**Your objective**
Answer with one number: how many lines have "работников".

A run of records:

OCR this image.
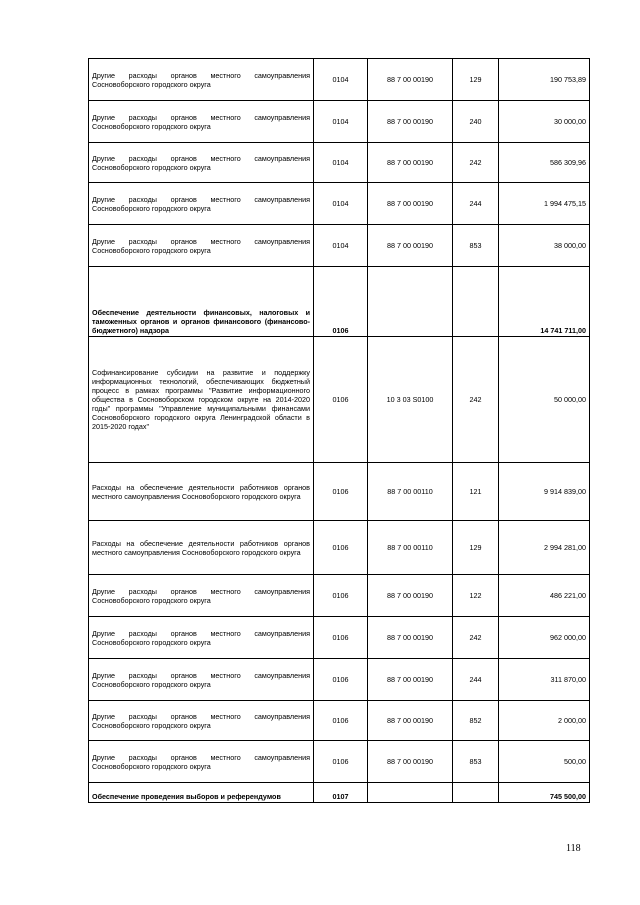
Другие расходы органов местного самоуправления Сосновоборского городского округа	0104	88 7 00 00190	129	190 753,89
Другие расходы органов местного самоуправления Сосновоборского городского округа	0104	88 7 00 00190	240	30 000,00
Другие расходы органов местного самоуправления Сосновоборского городского округа	0104	88 7 00 00190	242	586 309,96
Другие расходы органов местного самоуправления Сосновоборского городского округа	0104	88 7 00 00190	244	1 994 475,15
Другие расходы органов местного самоуправления Сосновоборского городского округа	0104	88 7 00 00190	853	38 000,00
Обеспечение деятельности финансовых, налоговых и таможенных органов и органов финансового (финансово-бюджетного) надзора	0106			14 741 711,00
Софинансирование субсидии на развитие и поддержку информационных технологий, обеспечивающих бюджетный процесс в рамках программы "Развитие информационного общества в Сосновоборском городском округе на 2014-2020 годы" программы "Управление муниципальными финансами Сосновоборского городского округа Ленинградской области в 2015-2020 годах"	0106	10 3 03 S0100	242	50 000,00
Расходы на обеспечение деятельности работников органов местного самоуправления Сосновоборского городского округа	0106	88 7 00 00110	121	9 914 839,00
Расходы на обеспечение деятельности работников органов местного самоуправления Сосновоборского городского округа	0106	88 7 00 00110	129	2 994 281,00
Другие расходы органов местного самоуправления Сосновоборского городского округа	0106	88 7 00 00190	122	486 221,00
Другие расходы органов местного самоуправления Сосновоборского городского округа	0106	88 7 00 00190	242	962 000,00
Другие расходы органов местного самоуправления Сосновоборского городского округа	0106	88 7 00 00190	244	311 870,00
Другие расходы органов местного самоуправления Сосновоборского городского округа	0106	88 7 00 00190	852	2 000,00
Другие расходы органов местного самоуправления Сосновоборского городского округа	0106	88 7 00 00190	853	500,00
Обеспечение проведения выборов и референдумов	0107			745 500,00
118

**Task solution**
2